- Given task -
Output the data word for word, dropping every image.
[BEGIN Information provided]
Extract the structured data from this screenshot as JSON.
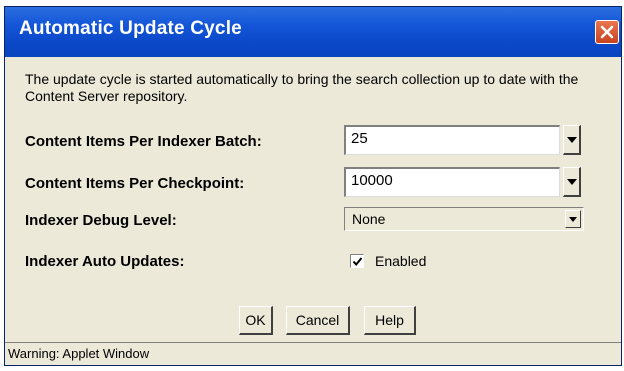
{
  "window": {
    "title": "Automatic Update Cycle"
  },
  "description": "The update cycle is started automatically to bring the search collection up to date with the Content Server repository.",
  "fields": {
    "batch": {
      "label": "Content Items Per Indexer Batch:",
      "value": "25"
    },
    "checkpoint": {
      "label": "Content Items Per Checkpoint:",
      "value": "10000"
    },
    "debug": {
      "label": "Indexer Debug Level:",
      "value": "None"
    },
    "auto_updates": {
      "label": "Indexer Auto Updates:",
      "checkbox_label": "Enabled",
      "checked": true
    }
  },
  "buttons": {
    "ok": "OK",
    "cancel": "Cancel",
    "help": "Help"
  },
  "status": "Warning: Applet Window",
  "colors": {
    "title_bar": "#0b49c9",
    "close_button": "#d9532f",
    "dialog_bg": "#ece9d8"
  }
}
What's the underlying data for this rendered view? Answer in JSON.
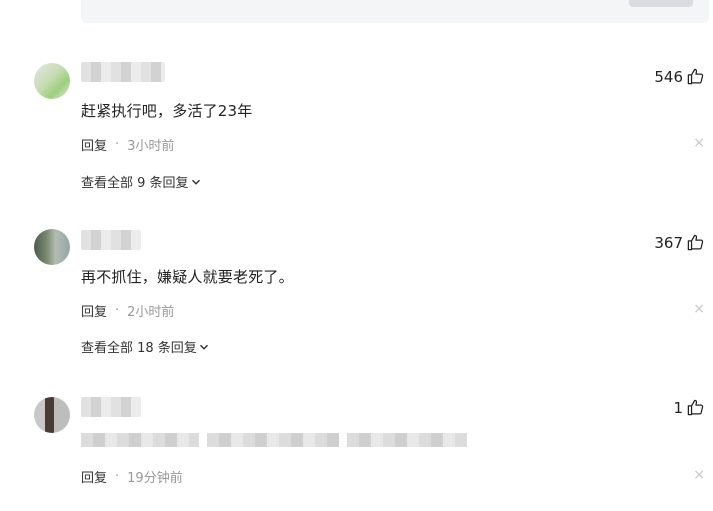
{
  "comments": [
    {
      "likes": "546",
      "text": "赶紧执行吧，多活了23年",
      "reply_label": "回复",
      "separator": "·",
      "time": "3小时前",
      "more_replies": "查看全部 9 条回复",
      "close_glyph": "×"
    },
    {
      "likes": "367",
      "text": "再不抓住，嫌疑人就要老死了。",
      "reply_label": "回复",
      "separator": "·",
      "time": "2小时前",
      "more_replies": "查看全部 18 条回复",
      "close_glyph": "×"
    },
    {
      "likes": "1",
      "reply_label": "回复",
      "separator": "·",
      "time": "19分钟前",
      "close_glyph": "×"
    }
  ],
  "icons": {
    "like": "thumbs-up-icon",
    "close": "close-icon",
    "expand": "chevron-down-icon"
  }
}
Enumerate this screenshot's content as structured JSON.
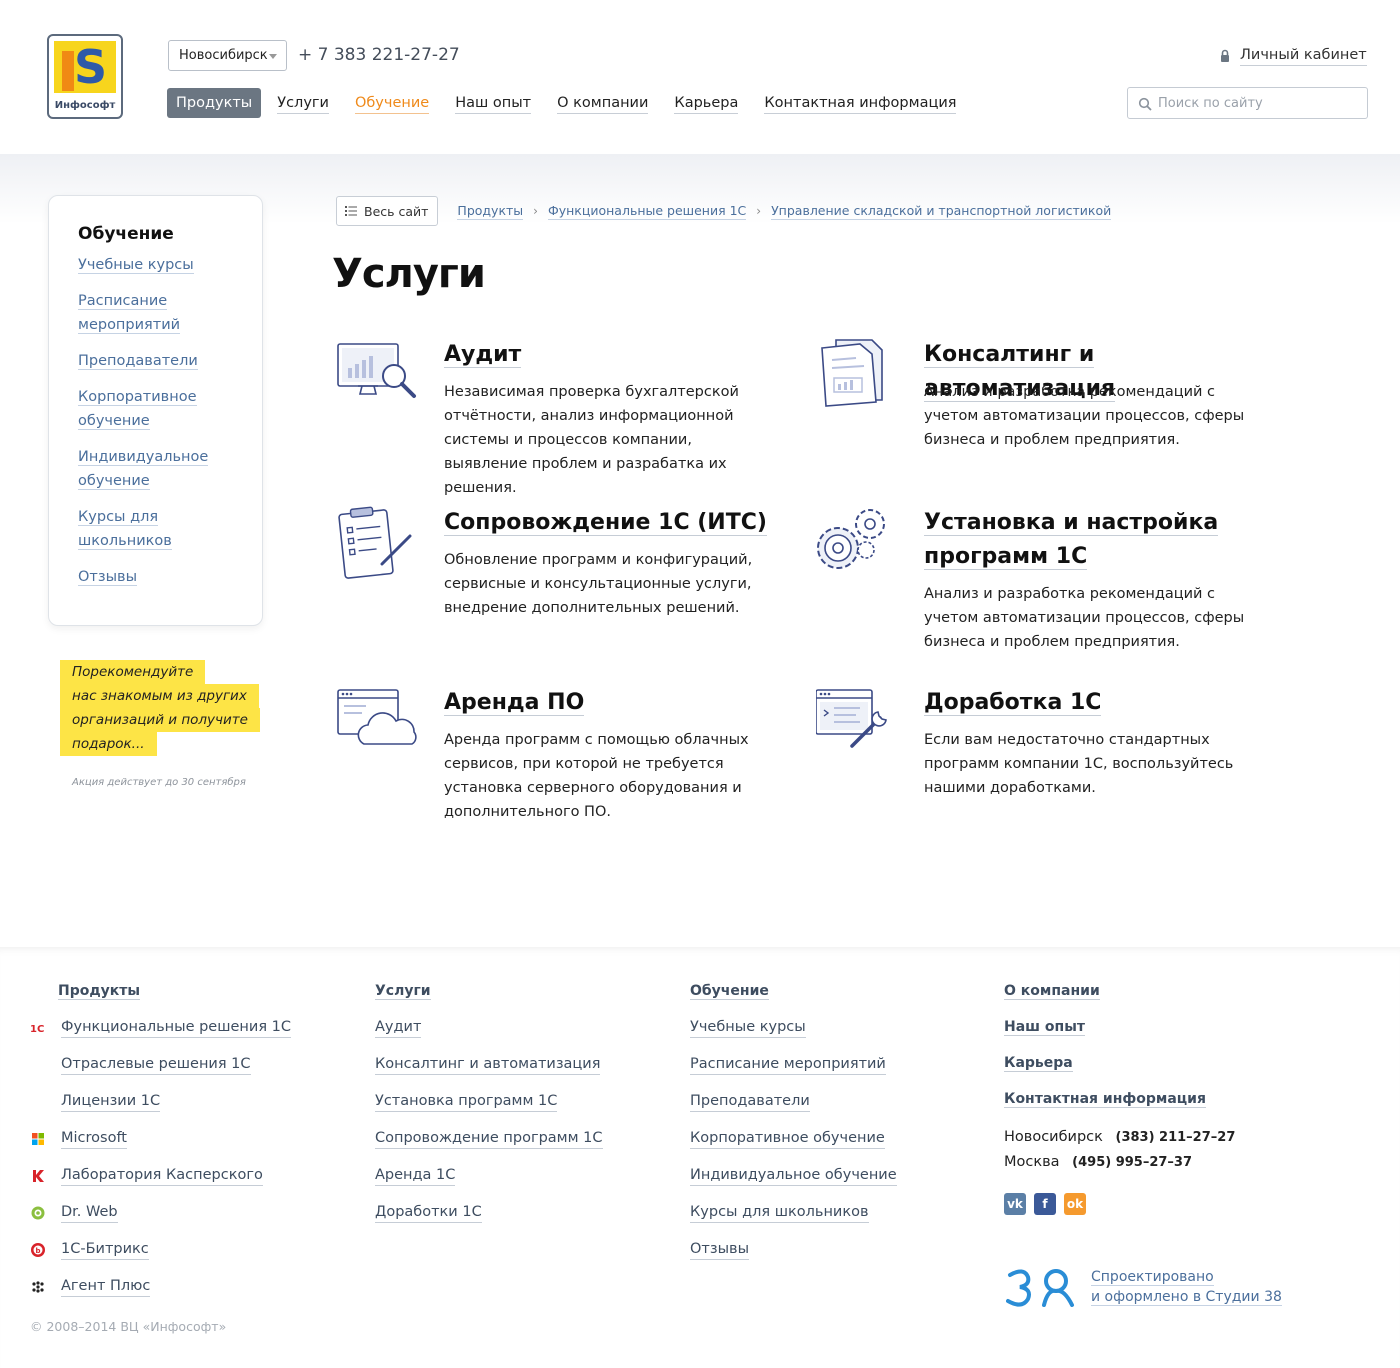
{
  "header": {
    "logo_text": "Инфософт",
    "city": "Новосибирск",
    "phone": "+ 7 383 221-27-27",
    "cabinet": "Личный кабинет",
    "search_placeholder": "Поиск по сайту",
    "nav": [
      "Продукты",
      "Услуги",
      "Обучение",
      "Наш опыт",
      "О компании",
      "Карьера",
      "Контактная информация"
    ]
  },
  "sidebar": {
    "title": "Обучение",
    "links": [
      "Учебные курсы",
      "Расписание мероприятий",
      "Преподаватели",
      "Корпоративное обучение",
      "Индивидуальное обучение",
      "Курсы для школьников",
      "Отзывы"
    ]
  },
  "promo": {
    "lines": [
      "Порекомендуйте",
      "нас знакомым из других",
      "организаций и получите",
      "подарок..."
    ],
    "note": "Акция действует до 30 сентября"
  },
  "breadcrumbs": {
    "all_site": "Весь сайт",
    "items": [
      "Продукты",
      "Функциональные решения 1С",
      "Управление складской и транспортной логистикой"
    ]
  },
  "page_title": "Услуги",
  "services": [
    {
      "title": "Аудит",
      "desc": "Независимая проверка бухгалтерской отчётности, анализ информационной системы и процессов компании, выявление проблем и разрабатка их решения.",
      "icon": "audit-icon"
    },
    {
      "title": "Консалтинг и автоматизация",
      "desc": "Анализ и разработка рекомендаций с учетом автоматизации процессов, сферы бизнеса и проблем предприятия.",
      "icon": "documents-icon"
    },
    {
      "title": "Сопровождение 1С (ИТС)",
      "desc": "Обновление программ и конфигураций, сервисные и консультационные услуги, внедрение дополнительных решений.",
      "icon": "clipboard-icon"
    },
    {
      "title": "Установка и настройка программ 1С",
      "desc": "Анализ и разработка рекомендаций с учетом автоматизации процессов, сферы бизнеса и проблем предприятия.",
      "icon": "gears-icon"
    },
    {
      "title": "Аренда ПО",
      "desc": "Аренда программ с помощью облачных сервисов, при которой не требуется установка серверного оборудования и дополнительного ПО.",
      "icon": "cloud-icon"
    },
    {
      "title": "Доработка 1С",
      "desc": "Если вам недостаточно стандартных программ компании 1С, воспользуйтесь нашими доработками.",
      "icon": "wrench-window-icon"
    }
  ],
  "footer": {
    "products": {
      "head": "Продукты",
      "items": [
        {
          "label": "Функциональные решения 1С",
          "icon": "1c-icon"
        },
        {
          "label": "Отраслевые решения 1С",
          "icon": ""
        },
        {
          "label": "Лицензии 1С",
          "icon": ""
        },
        {
          "label": "Microsoft",
          "icon": "microsoft-icon"
        },
        {
          "label": "Лаборатория Касперского",
          "icon": "kaspersky-icon"
        },
        {
          "label": "Dr. Web",
          "icon": "drweb-icon"
        },
        {
          "label": "1С-Битрикс",
          "icon": "bitrix-icon"
        },
        {
          "label": "Агент Плюс",
          "icon": "agentplus-icon"
        }
      ]
    },
    "services": {
      "head": "Услуги",
      "items": [
        "Аудит",
        "Консалтинг и автоматизация",
        "Установка программ 1С",
        "Сопровождение программ 1С",
        "Аренда 1С",
        "Доработки 1С"
      ]
    },
    "education": {
      "head": "Обучение",
      "items": [
        "Учебные курсы",
        "Расписание мероприятий",
        "Преподаватели",
        "Корпоративное обучение",
        "Индивидуальное обучение",
        "Курсы для школьников",
        "Отзывы"
      ]
    },
    "company": {
      "heads": [
        "О компании",
        "Наш опыт",
        "Карьера",
        "Контактная информация"
      ],
      "contacts": [
        {
          "city": "Новосибирск",
          "phone": "(383) 211–27–27"
        },
        {
          "city": "Москва",
          "phone": "(495) 995–27–37"
        }
      ],
      "socials": [
        "vk-icon",
        "facebook-icon",
        "odnoklassniki-icon"
      ]
    },
    "studio": {
      "line1": "Спроектировано",
      "line2": "и оформлено в Студии 38"
    },
    "copyright": "© 2008–2014 ВЦ «Инфософт»"
  },
  "colors": {
    "accent": "#ef8a1b",
    "link": "#4b6f9c",
    "nav_active_bg": "#6b7682",
    "promo_bg": "#fde446",
    "icon_stroke": "#3b4a86"
  }
}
[END Information provided]
- Exercise result -
Extract the structured data from this screenshot as JSON.
{
  "window": {
    "title": "Automatic Update Cycle"
  },
  "description": "The update cycle is started automatically to bring the search collection up to date with the Content Server repository.",
  "fields": {
    "batch": {
      "label": "Content Items Per Indexer Batch:",
      "value": "25"
    },
    "checkpoint": {
      "label": "Content Items Per Checkpoint:",
      "value": "10000"
    },
    "debug": {
      "label": "Indexer Debug Level:",
      "value": "None"
    },
    "auto_updates": {
      "label": "Indexer Auto Updates:",
      "checkbox_label": "Enabled",
      "checked": true
    }
  },
  "buttons": {
    "ok": "OK",
    "cancel": "Cancel",
    "help": "Help"
  },
  "status": "Warning: Applet Window",
  "colors": {
    "title_bar": "#0b49c9",
    "close_button": "#d9532f",
    "dialog_bg": "#ece9d8"
  }
}
What's the underlying data for this rendered view? Answer in JSON.
{
  "comments": [
    {
      "likes": "546",
      "text": "赶紧执行吧，多活了23年",
      "reply_label": "回复",
      "separator": "·",
      "time": "3小时前",
      "more_replies": "查看全部 9 条回复",
      "close_glyph": "×"
    },
    {
      "likes": "367",
      "text": "再不抓住，嫌疑人就要老死了。",
      "reply_label": "回复",
      "separator": "·",
      "time": "2小时前",
      "more_replies": "查看全部 18 条回复",
      "close_glyph": "×"
    },
    {
      "likes": "1",
      "reply_label": "回复",
      "separator": "·",
      "time": "19分钟前",
      "close_glyph": "×"
    }
  ],
  "icons": {
    "like": "thumbs-up-icon",
    "close": "close-icon",
    "expand": "chevron-down-icon"
  }
}
Enumerate this screenshot's content as structured JSON.
{
  "header": {
    "logo_text": "Инфософт",
    "city": "Новосибирск",
    "phone": "+ 7 383 221-27-27",
    "cabinet": "Личный кабинет",
    "search_placeholder": "Поиск по сайту",
    "nav": [
      "Продукты",
      "Услуги",
      "Обучение",
      "Наш опыт",
      "О компании",
      "Карьера",
      "Контактная информация"
    ]
  },
  "sidebar": {
    "title": "Обучение",
    "links": [
      "Учебные курсы",
      "Расписание мероприятий",
      "Преподаватели",
      "Корпоративное обучение",
      "Индивидуальное обучение",
      "Курсы для школьников",
      "Отзывы"
    ]
  },
  "promo": {
    "lines": [
      "Порекомендуйте",
      "нас знакомым из других",
      "организаций и получите",
      "подарок..."
    ],
    "note": "Акция действует до 30 сентября"
  },
  "breadcrumbs": {
    "all_site": "Весь сайт",
    "items": [
      "Продукты",
      "Функциональные решения 1С",
      "Управление складской и транспортной логистикой"
    ]
  },
  "page_title": "Услуги",
  "services": [
    {
      "title": "Аудит",
      "desc": "Независимая проверка бухгалтерской отчётности, анализ информационной системы и процессов компании, выявление проблем и разрабатка их решения.",
      "icon": "audit-icon"
    },
    {
      "title": "Консалтинг и автоматизация",
      "desc": "Анализ и разработка рекомендаций с учетом автоматизации процессов, сферы бизнеса и проблем предприятия.",
      "icon": "documents-icon"
    },
    {
      "title": "Сопровождение 1С (ИТС)",
      "desc": "Обновление программ и конфигураций, сервисные и консультационные услуги, внедрение дополнительных решений.",
      "icon": "clipboard-icon"
    },
    {
      "title": "Установка и настройка программ 1С",
      "desc": "Анализ и разработка рекомендаций с учетом автоматизации процессов, сферы бизнеса и проблем предприятия.",
      "icon": "gears-icon"
    },
    {
      "title": "Аренда ПО",
      "desc": "Аренда программ с помощью облачных сервисов, при которой не требуется установка серверного оборудования и дополнительного ПО.",
      "icon": "cloud-icon"
    },
    {
      "title": "Доработка 1С",
      "desc": "Если вам недостаточно стандартных программ компании 1С, воспользуйтесь нашими доработками.",
      "icon": "wrench-window-icon"
    }
  ],
  "footer": {
    "products": {
      "head": "Продукты",
      "items": [
        {
          "label": "Функциональные решения 1С",
          "icon": "1c-icon"
        },
        {
          "label": "Отраслевые решения 1С",
          "icon": ""
        },
        {
          "label": "Лицензии 1С",
          "icon": ""
        },
        {
          "label": "Microsoft",
          "icon": "microsoft-icon"
        },
        {
          "label": "Лаборатория Касперского",
          "icon": "kaspersky-icon"
        },
        {
          "label": "Dr. Web",
          "icon": "drweb-icon"
        },
        {
          "label": "1С-Битрикс",
          "icon": "bitrix-icon"
        },
        {
          "label": "Агент Плюс",
          "icon": "agentplus-icon"
        }
      ]
    },
    "services": {
      "head": "Услуги",
      "items": [
        "Аудит",
        "Консалтинг и автоматизация",
        "Установка программ 1С",
        "Сопровождение программ 1С",
        "Аренда 1С",
        "Доработки 1С"
      ]
    },
    "education": {
      "head": "Обучение",
      "items": [
        "Учебные курсы",
        "Расписание мероприятий",
        "Преподаватели",
        "Корпоративное обучение",
        "Индивидуальное обучение",
        "Курсы для школьников",
        "Отзывы"
      ]
    },
    "company": {
      "heads": [
        "О компании",
        "Наш опыт",
        "Карьера",
        "Контактная информация"
      ],
      "contacts": [
        {
          "city": "Новосибирск",
          "phone": "(383) 211–27–27"
        },
        {
          "city": "Москва",
          "phone": "(495) 995–27–37"
        }
      ],
      "socials": [
        "vk-icon",
        "facebook-icon",
        "odnoklassniki-icon"
      ]
    },
    "studio": {
      "line1": "Спроектировано",
      "line2": "и оформлено в Студии 38"
    },
    "copyright": "© 2008–2014 ВЦ «Инфософт»"
  },
  "colors": {
    "accent": "#ef8a1b",
    "link": "#4b6f9c",
    "nav_active_bg": "#6b7682",
    "promo_bg": "#fde446",
    "icon_stroke": "#3b4a86"
  }
}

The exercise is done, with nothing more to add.